#### Set problem:
Please report every line from the material that contains the word "razon".

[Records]

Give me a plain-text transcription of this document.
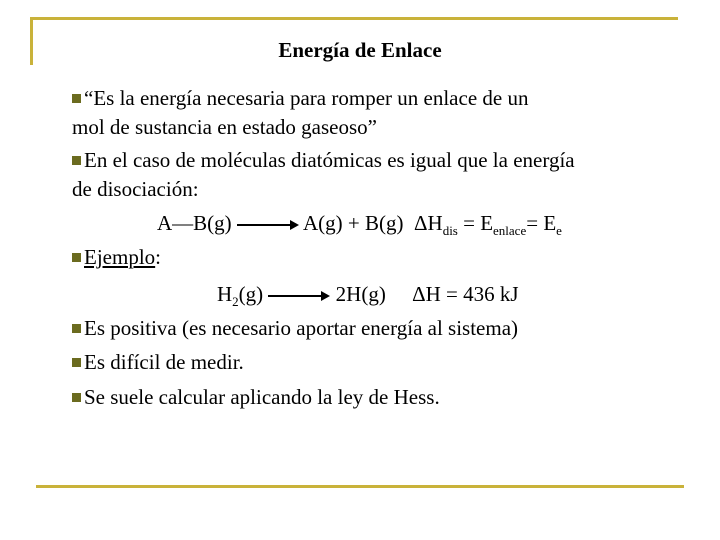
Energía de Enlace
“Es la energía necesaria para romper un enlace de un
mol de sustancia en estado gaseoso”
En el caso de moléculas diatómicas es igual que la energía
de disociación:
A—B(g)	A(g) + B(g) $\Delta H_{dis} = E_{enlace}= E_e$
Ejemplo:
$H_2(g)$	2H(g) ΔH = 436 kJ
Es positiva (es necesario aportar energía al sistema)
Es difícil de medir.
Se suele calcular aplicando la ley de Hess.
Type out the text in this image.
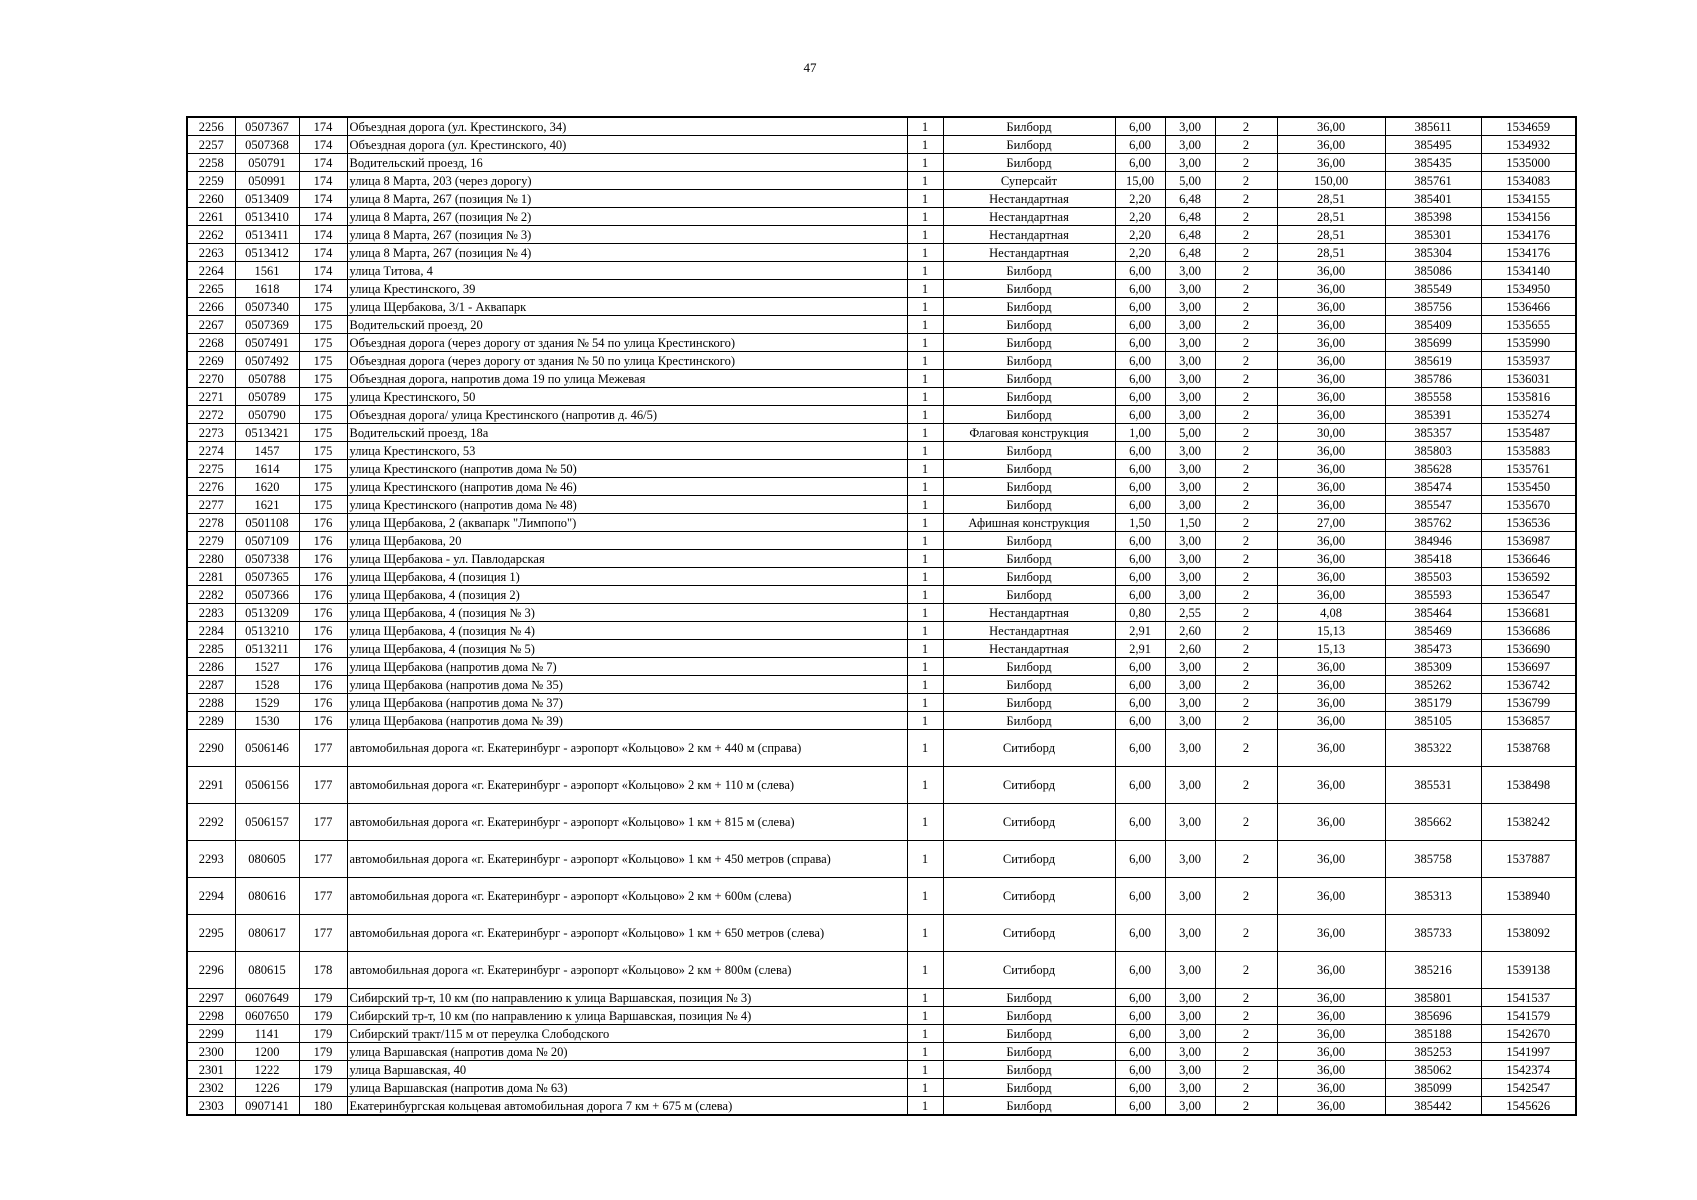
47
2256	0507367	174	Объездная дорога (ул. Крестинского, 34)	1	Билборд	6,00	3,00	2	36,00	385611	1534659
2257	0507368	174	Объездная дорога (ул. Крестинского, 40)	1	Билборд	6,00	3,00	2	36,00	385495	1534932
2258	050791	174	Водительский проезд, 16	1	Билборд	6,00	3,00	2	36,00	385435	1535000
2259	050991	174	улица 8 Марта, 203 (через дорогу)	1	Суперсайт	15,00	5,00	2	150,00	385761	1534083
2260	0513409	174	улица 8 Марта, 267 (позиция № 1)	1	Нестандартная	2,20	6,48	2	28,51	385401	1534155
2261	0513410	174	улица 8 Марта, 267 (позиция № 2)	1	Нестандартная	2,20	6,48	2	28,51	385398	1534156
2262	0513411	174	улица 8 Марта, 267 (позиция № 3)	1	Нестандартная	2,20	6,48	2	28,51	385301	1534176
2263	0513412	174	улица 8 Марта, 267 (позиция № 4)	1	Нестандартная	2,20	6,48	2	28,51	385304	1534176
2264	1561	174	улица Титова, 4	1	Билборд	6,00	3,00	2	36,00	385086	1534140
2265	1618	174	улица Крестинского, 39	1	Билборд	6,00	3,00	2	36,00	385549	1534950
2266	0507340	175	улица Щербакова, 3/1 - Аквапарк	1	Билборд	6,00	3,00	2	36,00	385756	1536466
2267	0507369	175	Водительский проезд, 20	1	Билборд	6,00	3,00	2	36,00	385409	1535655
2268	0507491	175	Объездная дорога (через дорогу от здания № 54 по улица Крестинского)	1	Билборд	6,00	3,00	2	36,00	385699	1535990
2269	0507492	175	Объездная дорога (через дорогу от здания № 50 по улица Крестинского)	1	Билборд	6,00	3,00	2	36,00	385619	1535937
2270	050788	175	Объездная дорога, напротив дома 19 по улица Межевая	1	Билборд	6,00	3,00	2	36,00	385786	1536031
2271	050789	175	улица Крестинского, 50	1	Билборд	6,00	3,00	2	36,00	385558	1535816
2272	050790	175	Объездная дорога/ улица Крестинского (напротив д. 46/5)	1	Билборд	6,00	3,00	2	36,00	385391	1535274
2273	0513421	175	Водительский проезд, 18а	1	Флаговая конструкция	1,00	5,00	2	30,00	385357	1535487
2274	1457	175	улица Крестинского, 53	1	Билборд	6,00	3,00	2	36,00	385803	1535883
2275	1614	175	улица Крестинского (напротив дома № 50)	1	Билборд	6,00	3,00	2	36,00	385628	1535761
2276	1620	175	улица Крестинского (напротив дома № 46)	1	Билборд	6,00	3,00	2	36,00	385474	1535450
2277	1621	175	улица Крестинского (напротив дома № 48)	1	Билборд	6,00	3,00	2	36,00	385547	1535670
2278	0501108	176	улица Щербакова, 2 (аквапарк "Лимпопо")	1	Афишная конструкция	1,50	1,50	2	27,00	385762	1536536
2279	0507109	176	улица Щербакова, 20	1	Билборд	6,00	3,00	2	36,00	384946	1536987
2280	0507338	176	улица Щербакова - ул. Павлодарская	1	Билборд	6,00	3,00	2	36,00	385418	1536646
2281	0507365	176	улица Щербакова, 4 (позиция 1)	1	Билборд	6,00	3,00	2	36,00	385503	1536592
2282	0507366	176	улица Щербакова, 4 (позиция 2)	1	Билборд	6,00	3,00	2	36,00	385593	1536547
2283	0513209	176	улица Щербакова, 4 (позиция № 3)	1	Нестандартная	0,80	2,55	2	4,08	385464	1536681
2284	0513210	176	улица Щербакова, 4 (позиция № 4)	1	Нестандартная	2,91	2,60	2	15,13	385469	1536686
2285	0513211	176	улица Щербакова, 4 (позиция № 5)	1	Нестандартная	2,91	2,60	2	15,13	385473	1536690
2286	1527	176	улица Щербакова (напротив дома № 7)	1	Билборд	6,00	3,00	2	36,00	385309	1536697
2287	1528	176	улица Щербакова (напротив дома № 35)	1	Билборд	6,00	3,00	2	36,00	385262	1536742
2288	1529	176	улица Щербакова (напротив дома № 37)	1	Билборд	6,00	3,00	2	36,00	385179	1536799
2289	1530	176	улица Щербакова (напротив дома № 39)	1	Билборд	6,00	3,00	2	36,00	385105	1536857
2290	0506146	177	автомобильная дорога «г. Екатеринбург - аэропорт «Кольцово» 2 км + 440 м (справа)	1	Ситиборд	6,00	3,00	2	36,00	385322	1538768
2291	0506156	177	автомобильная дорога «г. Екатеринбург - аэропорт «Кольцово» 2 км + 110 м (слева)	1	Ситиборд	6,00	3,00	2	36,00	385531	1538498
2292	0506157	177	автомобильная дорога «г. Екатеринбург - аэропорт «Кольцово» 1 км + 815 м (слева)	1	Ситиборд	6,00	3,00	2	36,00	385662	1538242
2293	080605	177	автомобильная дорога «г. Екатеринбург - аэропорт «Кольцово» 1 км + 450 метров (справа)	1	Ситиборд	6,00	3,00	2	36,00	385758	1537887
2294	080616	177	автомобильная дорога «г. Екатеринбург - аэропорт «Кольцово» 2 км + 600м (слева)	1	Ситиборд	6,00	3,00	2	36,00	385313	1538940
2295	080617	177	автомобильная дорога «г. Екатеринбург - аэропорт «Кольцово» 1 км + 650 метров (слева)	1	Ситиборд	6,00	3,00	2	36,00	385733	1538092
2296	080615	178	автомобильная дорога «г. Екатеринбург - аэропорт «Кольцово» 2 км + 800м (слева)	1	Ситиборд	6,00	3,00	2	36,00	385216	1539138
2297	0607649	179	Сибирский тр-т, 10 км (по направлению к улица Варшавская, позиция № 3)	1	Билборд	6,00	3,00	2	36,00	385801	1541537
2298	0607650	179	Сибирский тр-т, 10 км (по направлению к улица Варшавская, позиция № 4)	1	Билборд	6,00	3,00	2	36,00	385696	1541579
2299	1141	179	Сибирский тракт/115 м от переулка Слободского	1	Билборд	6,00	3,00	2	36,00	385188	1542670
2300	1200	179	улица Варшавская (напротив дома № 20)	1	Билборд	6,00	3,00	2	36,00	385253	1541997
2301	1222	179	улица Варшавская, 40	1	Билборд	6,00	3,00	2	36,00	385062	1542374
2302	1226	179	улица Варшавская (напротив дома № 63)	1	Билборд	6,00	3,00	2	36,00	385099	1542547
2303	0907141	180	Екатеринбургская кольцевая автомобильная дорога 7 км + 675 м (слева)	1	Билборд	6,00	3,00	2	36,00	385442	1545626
==
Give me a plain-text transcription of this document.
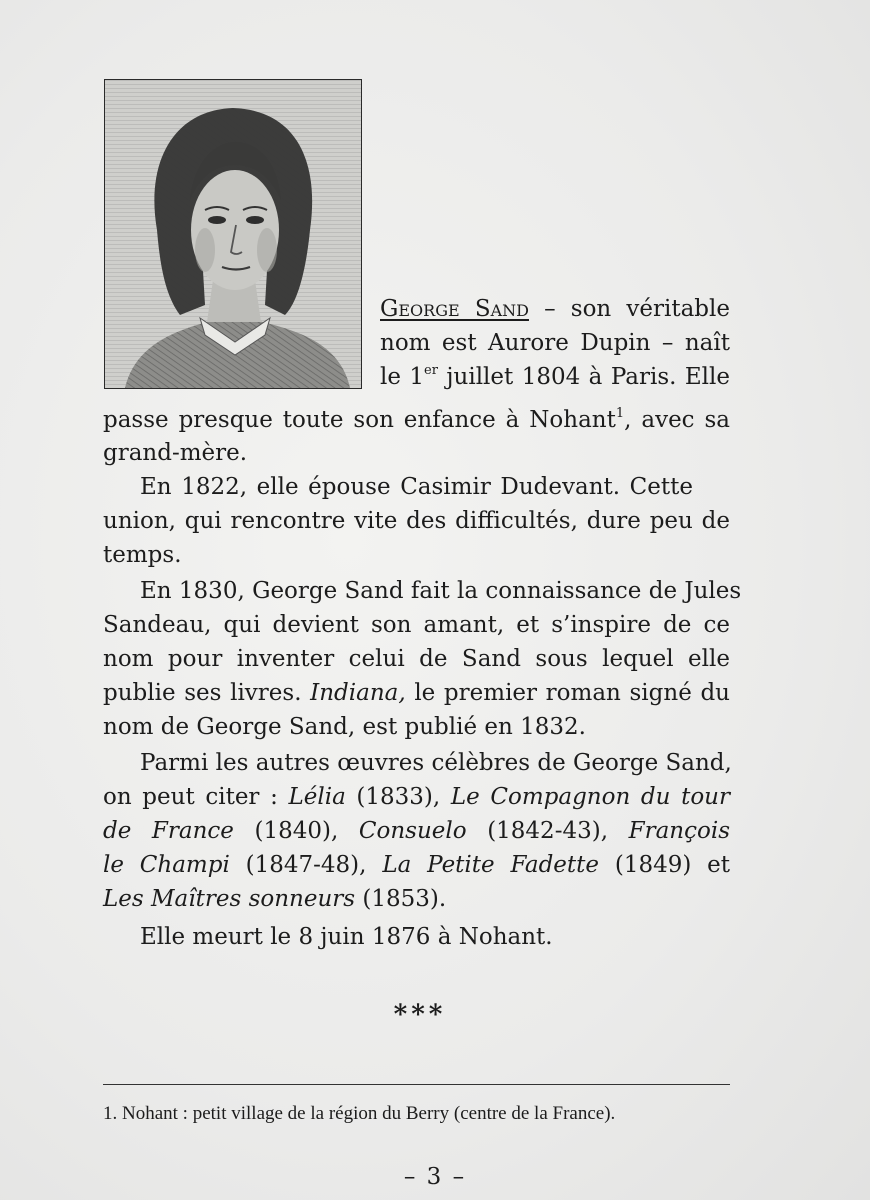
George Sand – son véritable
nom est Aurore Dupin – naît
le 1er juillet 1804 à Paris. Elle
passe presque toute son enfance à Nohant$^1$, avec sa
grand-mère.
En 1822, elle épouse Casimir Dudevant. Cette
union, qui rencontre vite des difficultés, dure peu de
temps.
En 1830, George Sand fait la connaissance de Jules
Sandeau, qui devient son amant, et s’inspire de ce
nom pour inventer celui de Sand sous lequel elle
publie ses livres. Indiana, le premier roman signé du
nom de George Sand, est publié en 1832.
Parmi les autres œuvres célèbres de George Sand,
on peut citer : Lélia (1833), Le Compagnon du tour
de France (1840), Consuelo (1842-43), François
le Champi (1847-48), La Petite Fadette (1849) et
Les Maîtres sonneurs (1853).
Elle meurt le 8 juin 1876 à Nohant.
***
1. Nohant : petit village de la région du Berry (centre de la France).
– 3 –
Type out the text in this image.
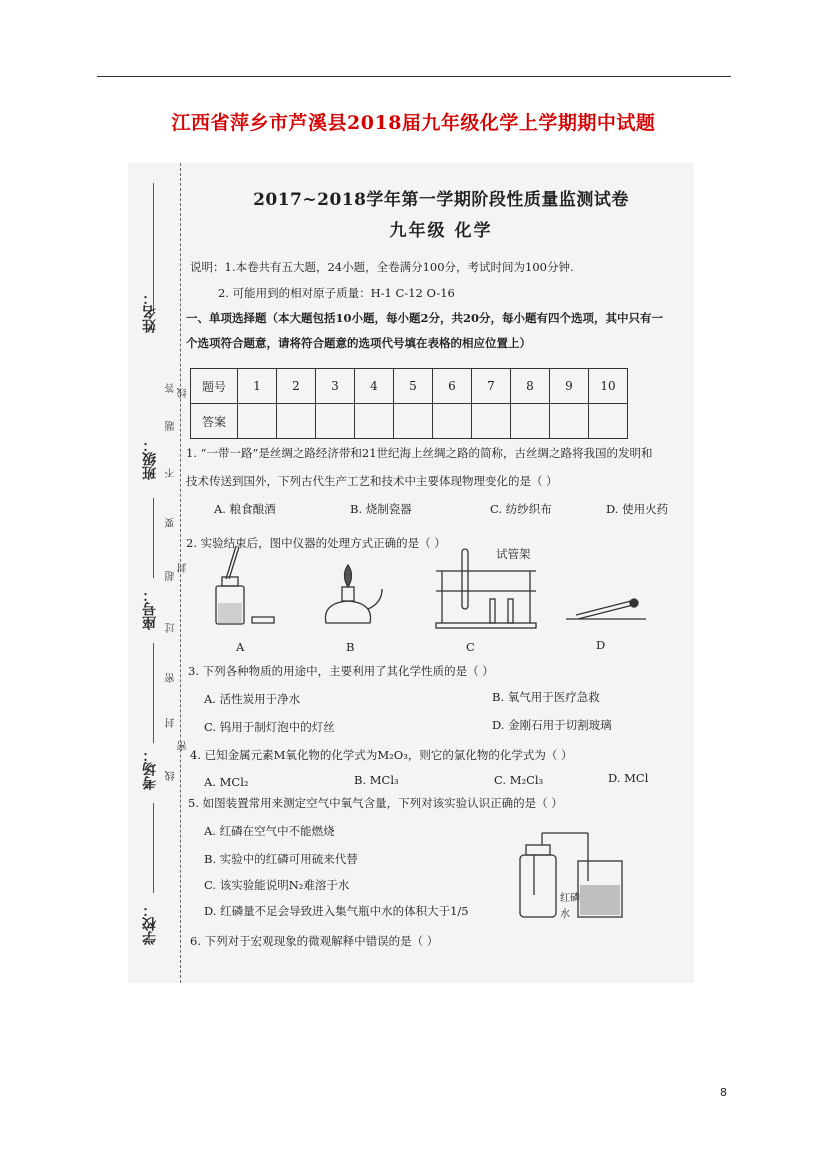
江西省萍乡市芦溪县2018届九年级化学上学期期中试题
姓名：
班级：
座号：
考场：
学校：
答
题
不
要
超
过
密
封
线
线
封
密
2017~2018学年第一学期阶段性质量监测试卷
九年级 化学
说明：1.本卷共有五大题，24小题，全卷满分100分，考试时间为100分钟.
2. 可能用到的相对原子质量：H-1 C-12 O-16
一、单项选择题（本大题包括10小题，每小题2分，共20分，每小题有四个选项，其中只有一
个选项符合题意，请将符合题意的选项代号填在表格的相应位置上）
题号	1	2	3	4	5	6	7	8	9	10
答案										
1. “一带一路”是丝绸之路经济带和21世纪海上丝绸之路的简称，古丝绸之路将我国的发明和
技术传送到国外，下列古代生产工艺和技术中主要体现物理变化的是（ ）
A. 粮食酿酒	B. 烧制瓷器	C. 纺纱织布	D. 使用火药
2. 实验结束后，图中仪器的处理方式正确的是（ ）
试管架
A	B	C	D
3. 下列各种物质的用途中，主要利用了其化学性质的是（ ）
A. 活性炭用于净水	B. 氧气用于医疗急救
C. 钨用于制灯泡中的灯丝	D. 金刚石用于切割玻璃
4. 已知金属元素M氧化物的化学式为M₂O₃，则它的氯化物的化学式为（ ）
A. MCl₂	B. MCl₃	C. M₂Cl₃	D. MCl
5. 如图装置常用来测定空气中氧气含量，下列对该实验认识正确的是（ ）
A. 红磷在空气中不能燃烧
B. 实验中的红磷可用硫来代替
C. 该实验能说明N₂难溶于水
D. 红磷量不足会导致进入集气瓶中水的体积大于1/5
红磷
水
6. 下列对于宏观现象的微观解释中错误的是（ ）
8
* * *
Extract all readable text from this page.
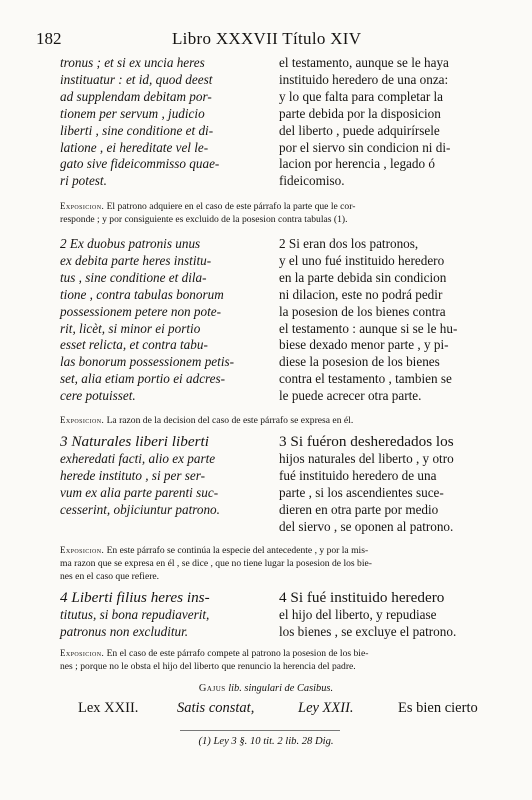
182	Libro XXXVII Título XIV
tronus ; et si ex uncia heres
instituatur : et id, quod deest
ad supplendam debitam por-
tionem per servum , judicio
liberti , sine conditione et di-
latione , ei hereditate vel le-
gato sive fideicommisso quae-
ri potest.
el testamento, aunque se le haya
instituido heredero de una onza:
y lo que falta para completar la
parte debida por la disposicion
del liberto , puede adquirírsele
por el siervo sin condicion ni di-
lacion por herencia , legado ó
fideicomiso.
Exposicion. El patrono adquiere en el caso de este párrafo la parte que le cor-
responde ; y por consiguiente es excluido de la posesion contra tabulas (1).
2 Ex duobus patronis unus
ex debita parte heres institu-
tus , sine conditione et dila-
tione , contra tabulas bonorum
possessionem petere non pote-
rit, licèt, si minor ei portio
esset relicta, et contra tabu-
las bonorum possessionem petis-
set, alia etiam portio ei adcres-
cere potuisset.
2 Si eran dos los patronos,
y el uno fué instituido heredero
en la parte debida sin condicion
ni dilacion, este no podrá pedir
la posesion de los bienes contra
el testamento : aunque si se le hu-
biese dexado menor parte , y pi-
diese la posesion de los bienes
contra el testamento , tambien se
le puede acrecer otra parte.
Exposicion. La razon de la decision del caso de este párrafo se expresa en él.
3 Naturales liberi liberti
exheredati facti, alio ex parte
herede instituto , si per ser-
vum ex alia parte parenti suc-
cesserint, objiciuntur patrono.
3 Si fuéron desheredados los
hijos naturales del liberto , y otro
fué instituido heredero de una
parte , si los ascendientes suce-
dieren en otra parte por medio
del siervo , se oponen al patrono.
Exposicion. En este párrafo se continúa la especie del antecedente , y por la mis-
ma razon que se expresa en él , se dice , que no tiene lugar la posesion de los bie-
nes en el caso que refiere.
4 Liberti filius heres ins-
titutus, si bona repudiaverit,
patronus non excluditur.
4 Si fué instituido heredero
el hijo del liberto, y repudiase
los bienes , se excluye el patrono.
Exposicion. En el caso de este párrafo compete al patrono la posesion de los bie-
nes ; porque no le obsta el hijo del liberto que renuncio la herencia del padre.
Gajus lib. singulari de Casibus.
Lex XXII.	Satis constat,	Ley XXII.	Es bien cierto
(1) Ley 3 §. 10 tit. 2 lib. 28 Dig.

#### Exercise result:
Exposicion. La razon de la decision del caso de este párrafo se expresa en él.
ma razon que se expresa en él , se dice , que no tiene lugar la posesion de los bie-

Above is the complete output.